GIVEN EXERCISE
Return every record exactly as written.

**** EXTRACTED RECORDS

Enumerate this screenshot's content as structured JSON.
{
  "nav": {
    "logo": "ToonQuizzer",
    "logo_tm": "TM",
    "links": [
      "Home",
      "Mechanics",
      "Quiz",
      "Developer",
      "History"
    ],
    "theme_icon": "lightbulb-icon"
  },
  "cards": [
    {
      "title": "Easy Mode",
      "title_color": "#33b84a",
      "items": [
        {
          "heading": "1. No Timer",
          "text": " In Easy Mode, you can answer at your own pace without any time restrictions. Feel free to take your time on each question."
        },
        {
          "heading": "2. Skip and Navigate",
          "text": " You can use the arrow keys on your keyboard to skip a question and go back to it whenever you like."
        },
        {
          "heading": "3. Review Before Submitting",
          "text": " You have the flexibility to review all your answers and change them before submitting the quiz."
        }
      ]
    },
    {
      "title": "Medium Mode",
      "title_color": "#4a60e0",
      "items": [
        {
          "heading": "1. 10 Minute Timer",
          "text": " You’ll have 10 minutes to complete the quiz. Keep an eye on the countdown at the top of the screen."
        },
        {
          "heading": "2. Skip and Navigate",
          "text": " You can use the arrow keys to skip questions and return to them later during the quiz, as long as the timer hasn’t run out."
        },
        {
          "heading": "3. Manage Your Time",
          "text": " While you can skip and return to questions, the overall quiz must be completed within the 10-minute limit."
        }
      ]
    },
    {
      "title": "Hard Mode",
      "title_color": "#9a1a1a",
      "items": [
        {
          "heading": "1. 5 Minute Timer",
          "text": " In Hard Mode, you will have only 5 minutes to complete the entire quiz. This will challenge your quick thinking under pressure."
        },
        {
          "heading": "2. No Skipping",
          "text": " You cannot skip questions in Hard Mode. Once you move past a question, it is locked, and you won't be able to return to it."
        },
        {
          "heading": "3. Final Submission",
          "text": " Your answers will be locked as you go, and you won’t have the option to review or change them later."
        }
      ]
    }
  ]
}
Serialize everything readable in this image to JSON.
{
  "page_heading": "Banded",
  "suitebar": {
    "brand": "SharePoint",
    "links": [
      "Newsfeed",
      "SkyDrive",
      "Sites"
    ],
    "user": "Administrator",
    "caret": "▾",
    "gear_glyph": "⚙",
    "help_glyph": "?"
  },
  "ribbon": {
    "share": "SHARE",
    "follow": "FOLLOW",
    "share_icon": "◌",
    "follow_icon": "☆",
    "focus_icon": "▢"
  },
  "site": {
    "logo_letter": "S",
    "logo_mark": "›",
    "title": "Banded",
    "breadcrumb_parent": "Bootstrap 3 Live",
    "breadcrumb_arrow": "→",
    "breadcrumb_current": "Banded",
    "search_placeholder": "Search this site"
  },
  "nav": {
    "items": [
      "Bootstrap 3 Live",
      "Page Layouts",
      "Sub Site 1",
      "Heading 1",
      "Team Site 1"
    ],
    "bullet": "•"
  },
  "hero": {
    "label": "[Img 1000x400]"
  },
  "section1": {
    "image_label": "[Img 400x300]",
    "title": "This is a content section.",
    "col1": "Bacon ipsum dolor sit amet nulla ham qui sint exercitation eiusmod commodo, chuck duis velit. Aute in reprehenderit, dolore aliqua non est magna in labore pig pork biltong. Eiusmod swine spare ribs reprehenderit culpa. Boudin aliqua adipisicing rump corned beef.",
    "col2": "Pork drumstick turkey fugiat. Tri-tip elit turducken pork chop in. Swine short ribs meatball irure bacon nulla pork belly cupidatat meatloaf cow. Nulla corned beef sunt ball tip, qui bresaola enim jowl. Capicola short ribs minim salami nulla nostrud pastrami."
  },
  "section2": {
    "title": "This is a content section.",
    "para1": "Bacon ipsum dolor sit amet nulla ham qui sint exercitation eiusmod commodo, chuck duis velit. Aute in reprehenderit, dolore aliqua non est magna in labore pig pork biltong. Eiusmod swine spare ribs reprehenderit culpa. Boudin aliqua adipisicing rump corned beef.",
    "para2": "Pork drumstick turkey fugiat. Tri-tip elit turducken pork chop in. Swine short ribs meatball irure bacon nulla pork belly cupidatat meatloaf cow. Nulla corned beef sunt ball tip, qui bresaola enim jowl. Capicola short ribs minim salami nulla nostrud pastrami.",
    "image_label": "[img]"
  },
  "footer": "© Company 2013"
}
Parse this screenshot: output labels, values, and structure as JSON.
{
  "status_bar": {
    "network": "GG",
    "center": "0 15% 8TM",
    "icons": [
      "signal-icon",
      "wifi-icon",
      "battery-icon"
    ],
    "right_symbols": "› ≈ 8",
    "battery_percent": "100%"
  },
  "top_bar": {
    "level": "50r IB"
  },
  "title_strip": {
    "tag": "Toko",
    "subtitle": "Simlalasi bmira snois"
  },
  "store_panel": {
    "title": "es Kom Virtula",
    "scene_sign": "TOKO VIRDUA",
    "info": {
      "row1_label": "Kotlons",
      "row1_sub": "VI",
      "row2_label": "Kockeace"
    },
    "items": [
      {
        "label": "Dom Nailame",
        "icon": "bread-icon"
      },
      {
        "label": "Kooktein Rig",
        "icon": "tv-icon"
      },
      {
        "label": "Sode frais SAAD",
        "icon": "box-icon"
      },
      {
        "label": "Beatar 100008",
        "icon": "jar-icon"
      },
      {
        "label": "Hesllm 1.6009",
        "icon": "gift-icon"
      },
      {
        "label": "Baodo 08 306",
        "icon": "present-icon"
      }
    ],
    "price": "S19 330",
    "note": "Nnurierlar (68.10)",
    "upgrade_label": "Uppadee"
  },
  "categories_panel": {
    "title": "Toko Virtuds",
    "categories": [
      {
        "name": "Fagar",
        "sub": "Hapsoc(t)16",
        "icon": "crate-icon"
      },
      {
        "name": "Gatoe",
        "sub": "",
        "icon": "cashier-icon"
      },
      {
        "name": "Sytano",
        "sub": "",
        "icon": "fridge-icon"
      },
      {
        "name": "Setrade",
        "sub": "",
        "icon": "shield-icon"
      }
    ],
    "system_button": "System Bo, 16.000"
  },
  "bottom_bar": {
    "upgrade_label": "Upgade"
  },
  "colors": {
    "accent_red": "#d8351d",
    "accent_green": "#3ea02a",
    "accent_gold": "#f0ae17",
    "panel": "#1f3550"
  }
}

********

COMPLETE OUTPUT
Enumerate this screenshot's content as structured JSON.
{
  "nav": {
    "logo": "ToonQuizzer",
    "logo_tm": "TM",
    "links": [
      "Home",
      "Mechanics",
      "Quiz",
      "Developer",
      "History"
    ],
    "theme_icon": "lightbulb-icon"
  },
  "cards": [
    {
      "title": "Easy Mode",
      "title_color": "#33b84a",
      "items": [
        {
          "heading": "1. No Timer",
          "text": " In Easy Mode, you can answer at your own pace without any time restrictions. Feel free to take your time on each question."
        },
        {
          "heading": "2. Skip and Navigate",
          "text": " You can use the arrow keys on your keyboard to skip a question and go back to it whenever you like."
        },
        {
          "heading": "3. Review Before Submitting",
          "text": " You have the flexibility to review all your answers and change them before submitting the quiz."
        }
      ]
    },
    {
      "title": "Medium Mode",
      "title_color": "#4a60e0",
      "items": [
        {
          "heading": "1. 10 Minute Timer",
          "text": " You’ll have 10 minutes to complete the quiz. Keep an eye on the countdown at the top of the screen."
        },
        {
          "heading": "2. Skip and Navigate",
          "text": " You can use the arrow keys to skip questions and return to them later during the quiz, as long as the timer hasn’t run out."
        },
        {
          "heading": "3. Manage Your Time",
          "text": " While you can skip and return to questions, the overall quiz must be completed within the 10-minute limit."
        }
      ]
    },
    {
      "title": "Hard Mode",
      "title_color": "#9a1a1a",
      "items": [
        {
          "heading": "1. 5 Minute Timer",
          "text": " In Hard Mode, you will have only 5 minutes to complete the entire quiz. This will challenge your quick thinking under pressure."
        },
        {
          "heading": "2. No Skipping",
          "text": " You cannot skip questions in Hard Mode. Once you move past a question, it is locked, and you won't be able to return to it."
        },
        {
          "heading": "3. Final Submission",
          "text": " Your answers will be locked as you go, and you won’t have the option to review or change them later."
        }
      ]
    }
  ]
}
Serialize everything readable in this image to JSON.
{
  "page_heading": "Banded",
  "suitebar": {
    "brand": "SharePoint",
    "links": [
      "Newsfeed",
      "SkyDrive",
      "Sites"
    ],
    "user": "Administrator",
    "caret": "▾",
    "gear_glyph": "⚙",
    "help_glyph": "?"
  },
  "ribbon": {
    "share": "SHARE",
    "follow": "FOLLOW",
    "share_icon": "◌",
    "follow_icon": "☆",
    "focus_icon": "▢"
  },
  "site": {
    "logo_letter": "S",
    "logo_mark": "›",
    "title": "Banded",
    "breadcrumb_parent": "Bootstrap 3 Live",
    "breadcrumb_arrow": "→",
    "breadcrumb_current": "Banded",
    "search_placeholder": "Search this site"
  },
  "nav": {
    "items": [
      "Bootstrap 3 Live",
      "Page Layouts",
      "Sub Site 1",
      "Heading 1",
      "Team Site 1"
    ],
    "bullet": "•"
  },
  "hero": {
    "label": "[Img 1000x400]"
  },
  "section1": {
    "image_label": "[Img 400x300]",
    "title": "This is a content section.",
    "col1": "Bacon ipsum dolor sit amet nulla ham qui sint exercitation eiusmod commodo, chuck duis velit. Aute in reprehenderit, dolore aliqua non est magna in labore pig pork biltong. Eiusmod swine spare ribs reprehenderit culpa. Boudin aliqua adipisicing rump corned beef.",
    "col2": "Pork drumstick turkey fugiat. Tri-tip elit turducken pork chop in. Swine short ribs meatball irure bacon nulla pork belly cupidatat meatloaf cow. Nulla corned beef sunt ball tip, qui bresaola enim jowl. Capicola short ribs minim salami nulla nostrud pastrami."
  },
  "section2": {
    "title": "This is a content section.",
    "para1": "Bacon ipsum dolor sit amet nulla ham qui sint exercitation eiusmod commodo, chuck duis velit. Aute in reprehenderit, dolore aliqua non est magna in labore pig pork biltong. Eiusmod swine spare ribs reprehenderit culpa. Boudin aliqua adipisicing rump corned beef.",
    "para2": "Pork drumstick turkey fugiat. Tri-tip elit turducken pork chop in. Swine short ribs meatball irure bacon nulla pork belly cupidatat meatloaf cow. Nulla corned beef sunt ball tip, qui bresaola enim jowl. Capicola short ribs minim salami nulla nostrud pastrami.",
    "image_label": "[img]"
  },
  "footer": "© Company 2013"
}
Parse this screenshot: output labels, values, and structure as JSON.
{
  "status_bar": {
    "network": "GG",
    "center": "0 15% 8TM",
    "icons": [
      "signal-icon",
      "wifi-icon",
      "battery-icon"
    ],
    "right_symbols": "› ≈ 8",
    "battery_percent": "100%"
  },
  "top_bar": {
    "level": "50r IB"
  },
  "title_strip": {
    "tag": "Toko",
    "subtitle": "Simlalasi bmira snois"
  },
  "store_panel": {
    "title": "es Kom Virtula",
    "scene_sign": "TOKO VIRDUA",
    "info": {
      "row1_label": "Kotlons",
      "row1_sub": "VI",
      "row2_label": "Kockeace"
    },
    "items": [
      {
        "label": "Dom Nailame",
        "icon": "bread-icon"
      },
      {
        "label": "Kooktein Rig",
        "icon": "tv-icon"
      },
      {
        "label": "Sode frais SAAD",
        "icon": "box-icon"
      },
      {
        "label": "Beatar 100008",
        "icon": "jar-icon"
      },
      {
        "label": "Hesllm 1.6009",
        "icon": "gift-icon"
      },
      {
        "label": "Baodo 08 306",
        "icon": "present-icon"
      }
    ],
    "price": "S19 330",
    "note": "Nnurierlar (68.10)",
    "upgrade_label": "Uppadee"
  },
  "categories_panel": {
    "title": "Toko Virtuds",
    "categories": [
      {
        "name": "Fagar",
        "sub": "Hapsoc(t)16",
        "icon": "crate-icon"
      },
      {
        "name": "Gatoe",
        "sub": "",
        "icon": "cashier-icon"
      },
      {
        "name": "Sytano",
        "sub": "",
        "icon": "fridge-icon"
      },
      {
        "name": "Setrade",
        "sub": "",
        "icon": "shield-icon"
      }
    ],
    "system_button": "System Bo, 16.000"
  },
  "bottom_bar": {
    "upgrade_label": "Upgade"
  },
  "colors": {
    "accent_red": "#d8351d",
    "accent_green": "#3ea02a",
    "accent_gold": "#f0ae17",
    "panel": "#1f3550"
  }
}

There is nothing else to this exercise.